++++ Dataset content

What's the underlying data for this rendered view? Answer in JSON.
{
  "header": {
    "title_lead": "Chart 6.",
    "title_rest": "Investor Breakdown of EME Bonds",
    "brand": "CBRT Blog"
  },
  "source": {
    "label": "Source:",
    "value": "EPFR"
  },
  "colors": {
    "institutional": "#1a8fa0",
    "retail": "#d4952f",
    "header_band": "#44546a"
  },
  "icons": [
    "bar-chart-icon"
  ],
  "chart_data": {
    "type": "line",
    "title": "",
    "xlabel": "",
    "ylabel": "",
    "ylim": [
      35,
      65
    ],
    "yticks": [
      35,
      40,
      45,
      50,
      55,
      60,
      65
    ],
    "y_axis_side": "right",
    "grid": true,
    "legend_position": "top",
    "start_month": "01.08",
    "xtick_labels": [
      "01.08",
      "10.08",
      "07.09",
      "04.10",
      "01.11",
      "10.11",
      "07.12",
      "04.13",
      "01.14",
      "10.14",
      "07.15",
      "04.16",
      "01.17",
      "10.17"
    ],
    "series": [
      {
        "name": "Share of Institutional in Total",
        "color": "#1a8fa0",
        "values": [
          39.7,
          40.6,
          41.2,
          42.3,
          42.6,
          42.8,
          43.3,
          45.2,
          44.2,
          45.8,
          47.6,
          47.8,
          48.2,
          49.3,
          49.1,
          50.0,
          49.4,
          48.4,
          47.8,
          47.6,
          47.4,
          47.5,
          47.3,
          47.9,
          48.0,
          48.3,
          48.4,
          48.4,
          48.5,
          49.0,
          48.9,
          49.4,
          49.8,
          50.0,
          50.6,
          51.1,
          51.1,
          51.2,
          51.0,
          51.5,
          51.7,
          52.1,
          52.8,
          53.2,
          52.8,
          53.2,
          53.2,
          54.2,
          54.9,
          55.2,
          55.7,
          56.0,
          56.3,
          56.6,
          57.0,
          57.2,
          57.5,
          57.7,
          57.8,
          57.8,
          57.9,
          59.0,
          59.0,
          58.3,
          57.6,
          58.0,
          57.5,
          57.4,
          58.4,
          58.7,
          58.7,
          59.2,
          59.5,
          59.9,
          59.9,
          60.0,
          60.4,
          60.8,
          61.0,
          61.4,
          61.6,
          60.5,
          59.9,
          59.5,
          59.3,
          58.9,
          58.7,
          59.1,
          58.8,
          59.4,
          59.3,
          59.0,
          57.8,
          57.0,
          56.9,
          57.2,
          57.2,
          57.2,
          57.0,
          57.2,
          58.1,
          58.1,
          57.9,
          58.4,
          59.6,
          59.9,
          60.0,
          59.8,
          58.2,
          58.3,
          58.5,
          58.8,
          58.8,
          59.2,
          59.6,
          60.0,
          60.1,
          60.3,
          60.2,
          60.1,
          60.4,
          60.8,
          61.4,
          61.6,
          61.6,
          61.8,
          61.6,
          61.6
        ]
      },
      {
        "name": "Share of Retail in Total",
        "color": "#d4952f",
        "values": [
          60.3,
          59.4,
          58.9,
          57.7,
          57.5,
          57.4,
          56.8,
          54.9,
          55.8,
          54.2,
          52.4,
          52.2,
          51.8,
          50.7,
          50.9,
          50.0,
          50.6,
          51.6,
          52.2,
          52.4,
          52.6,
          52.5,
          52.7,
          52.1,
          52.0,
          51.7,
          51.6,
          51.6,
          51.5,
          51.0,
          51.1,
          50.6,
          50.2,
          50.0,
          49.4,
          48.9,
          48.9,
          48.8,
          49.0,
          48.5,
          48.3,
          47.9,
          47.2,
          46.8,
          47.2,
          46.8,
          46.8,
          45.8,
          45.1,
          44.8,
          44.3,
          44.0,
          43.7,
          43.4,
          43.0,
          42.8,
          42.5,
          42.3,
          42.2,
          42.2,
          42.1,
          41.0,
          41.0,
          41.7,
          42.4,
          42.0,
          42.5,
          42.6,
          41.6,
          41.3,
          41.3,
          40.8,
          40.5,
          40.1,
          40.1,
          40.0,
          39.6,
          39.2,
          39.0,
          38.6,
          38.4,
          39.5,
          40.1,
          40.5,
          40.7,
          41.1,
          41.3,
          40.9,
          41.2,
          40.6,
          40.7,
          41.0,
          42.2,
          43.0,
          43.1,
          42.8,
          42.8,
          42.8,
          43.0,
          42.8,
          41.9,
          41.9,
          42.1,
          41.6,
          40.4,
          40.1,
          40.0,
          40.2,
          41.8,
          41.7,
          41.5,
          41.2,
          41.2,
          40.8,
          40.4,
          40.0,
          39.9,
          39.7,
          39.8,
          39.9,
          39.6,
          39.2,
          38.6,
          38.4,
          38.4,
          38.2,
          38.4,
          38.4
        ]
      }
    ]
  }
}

++++++++

Written exercise: Retype the material in full. Each word must match.

The response:
What's the underlying data for this rendered view? Answer in JSON.
{
  "header": {
    "title_lead": "Chart 6.",
    "title_rest": "Investor Breakdown of EME Bonds",
    "brand": "CBRT Blog"
  },
  "source": {
    "label": "Source:",
    "value": "EPFR"
  },
  "colors": {
    "institutional": "#1a8fa0",
    "retail": "#d4952f",
    "header_band": "#44546a"
  },
  "icons": [
    "bar-chart-icon"
  ],
  "chart_data": {
    "type": "line",
    "title": "",
    "xlabel": "",
    "ylabel": "",
    "ylim": [
      35,
      65
    ],
    "yticks": [
      35,
      40,
      45,
      50,
      55,
      60,
      65
    ],
    "y_axis_side": "right",
    "grid": true,
    "legend_position": "top",
    "start_month": "01.08",
    "xtick_labels": [
      "01.08",
      "10.08",
      "07.09",
      "04.10",
      "01.11",
      "10.11",
      "07.12",
      "04.13",
      "01.14",
      "10.14",
      "07.15",
      "04.16",
      "01.17",
      "10.17"
    ],
    "series": [
      {
        "name": "Share of Institutional in Total",
        "color": "#1a8fa0",
        "values": [
          39.7,
          40.6,
          41.2,
          42.3,
          42.6,
          42.8,
          43.3,
          45.2,
          44.2,
          45.8,
          47.6,
          47.8,
          48.2,
          49.3,
          49.1,
          50.0,
          49.4,
          48.4,
          47.8,
          47.6,
          47.4,
          47.5,
          47.3,
          47.9,
          48.0,
          48.3,
          48.4,
          48.4,
          48.5,
          49.0,
          48.9,
          49.4,
          49.8,
          50.0,
          50.6,
          51.1,
          51.1,
          51.2,
          51.0,
          51.5,
          51.7,
          52.1,
          52.8,
          53.2,
          52.8,
          53.2,
          53.2,
          54.2,
          54.9,
          55.2,
          55.7,
          56.0,
          56.3,
          56.6,
          57.0,
          57.2,
          57.5,
          57.7,
          57.8,
          57.8,
          57.9,
          59.0,
          59.0,
          58.3,
          57.6,
          58.0,
          57.5,
          57.4,
          58.4,
          58.7,
          58.7,
          59.2,
          59.5,
          59.9,
          59.9,
          60.0,
          60.4,
          60.8,
          61.0,
          61.4,
          61.6,
          60.5,
          59.9,
          59.5,
          59.3,
          58.9,
          58.7,
          59.1,
          58.8,
          59.4,
          59.3,
          59.0,
          57.8,
          57.0,
          56.9,
          57.2,
          57.2,
          57.2,
          57.0,
          57.2,
          58.1,
          58.1,
          57.9,
          58.4,
          59.6,
          59.9,
          60.0,
          59.8,
          58.2,
          58.3,
          58.5,
          58.8,
          58.8,
          59.2,
          59.6,
          60.0,
          60.1,
          60.3,
          60.2,
          60.1,
          60.4,
          60.8,
          61.4,
          61.6,
          61.6,
          61.8,
          61.6,
          61.6
        ]
      },
      {
        "name": "Share of Retail in Total",
        "color": "#d4952f",
        "values": [
          60.3,
          59.4,
          58.9,
          57.7,
          57.5,
          57.4,
          56.8,
          54.9,
          55.8,
          54.2,
          52.4,
          52.2,
          51.8,
          50.7,
          50.9,
          50.0,
          50.6,
          51.6,
          52.2,
          52.4,
          52.6,
          52.5,
          52.7,
          52.1,
          52.0,
          51.7,
          51.6,
          51.6,
          51.5,
          51.0,
          51.1,
          50.6,
          50.2,
          50.0,
          49.4,
          48.9,
          48.9,
          48.8,
          49.0,
          48.5,
          48.3,
          47.9,
          47.2,
          46.8,
          47.2,
          46.8,
          46.8,
          45.8,
          45.1,
          44.8,
          44.3,
          44.0,
          43.7,
          43.4,
          43.0,
          42.8,
          42.5,
          42.3,
          42.2,
          42.2,
          42.1,
          41.0,
          41.0,
          41.7,
          42.4,
          42.0,
          42.5,
          42.6,
          41.6,
          41.3,
          41.3,
          40.8,
          40.5,
          40.1,
          40.1,
          40.0,
          39.6,
          39.2,
          39.0,
          38.6,
          38.4,
          39.5,
          40.1,
          40.5,
          40.7,
          41.1,
          41.3,
          40.9,
          41.2,
          40.6,
          40.7,
          41.0,
          42.2,
          43.0,
          43.1,
          42.8,
          42.8,
          42.8,
          43.0,
          42.8,
          41.9,
          41.9,
          42.1,
          41.6,
          40.4,
          40.1,
          40.0,
          40.2,
          41.8,
          41.7,
          41.5,
          41.2,
          41.2,
          40.8,
          40.4,
          40.0,
          39.9,
          39.7,
          39.8,
          39.9,
          39.6,
          39.2,
          38.6,
          38.4,
          38.4,
          38.2,
          38.4,
          38.4
        ]
      }
    ]
  }
}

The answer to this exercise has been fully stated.